• Stated goal: Reproduce the records below with "Close" substituted for every occurrence of "Cancel", leaving everything else unchanged.

• Excerpted data:
»»

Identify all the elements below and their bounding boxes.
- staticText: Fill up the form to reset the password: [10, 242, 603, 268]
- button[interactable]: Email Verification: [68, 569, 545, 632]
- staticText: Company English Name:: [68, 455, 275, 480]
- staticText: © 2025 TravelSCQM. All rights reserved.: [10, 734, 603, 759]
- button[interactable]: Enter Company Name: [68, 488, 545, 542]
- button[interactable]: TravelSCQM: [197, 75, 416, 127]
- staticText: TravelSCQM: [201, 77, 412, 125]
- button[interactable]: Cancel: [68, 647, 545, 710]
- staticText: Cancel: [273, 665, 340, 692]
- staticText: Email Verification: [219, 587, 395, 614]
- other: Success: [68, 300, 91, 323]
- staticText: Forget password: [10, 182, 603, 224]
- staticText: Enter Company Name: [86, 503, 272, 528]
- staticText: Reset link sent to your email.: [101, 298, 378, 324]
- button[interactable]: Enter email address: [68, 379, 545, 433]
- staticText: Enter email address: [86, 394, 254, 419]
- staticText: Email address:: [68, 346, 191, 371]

««

• Task solution:
Identify all the elements below and their bounding boxes.
- staticText: Fill up the form to reset the password: [10, 242, 603, 268]
- button[interactable]: Email Verification: [68, 569, 545, 632]
- staticText: Company English Name:: [68, 455, 275, 480]
- staticText: © 2025 TravelSCQM. All rights reserved.: [10, 734, 603, 759]
- button[interactable]: Enter Company Name: [68, 488, 545, 542]
- button[interactable]: TravelSCQM: [197, 75, 416, 127]
- staticText: TravelSCQM: [201, 77, 412, 125]
- button[interactable]: Close: [68, 647, 545, 710]
- staticText: Close: [273, 665, 340, 692]
- staticText: Email Verification: [219, 587, 395, 614]
- other: Success: [68, 300, 91, 323]
- staticText: Forget password: [10, 182, 603, 224]
- staticText: Enter Company Name: [86, 503, 272, 528]
- staticText: Reset link sent to your email.: [101, 298, 378, 324]
- button[interactable]: Enter email address: [68, 379, 545, 433]
- staticText: Enter email address: [86, 394, 254, 419]
- staticText: Email address:: [68, 346, 191, 371]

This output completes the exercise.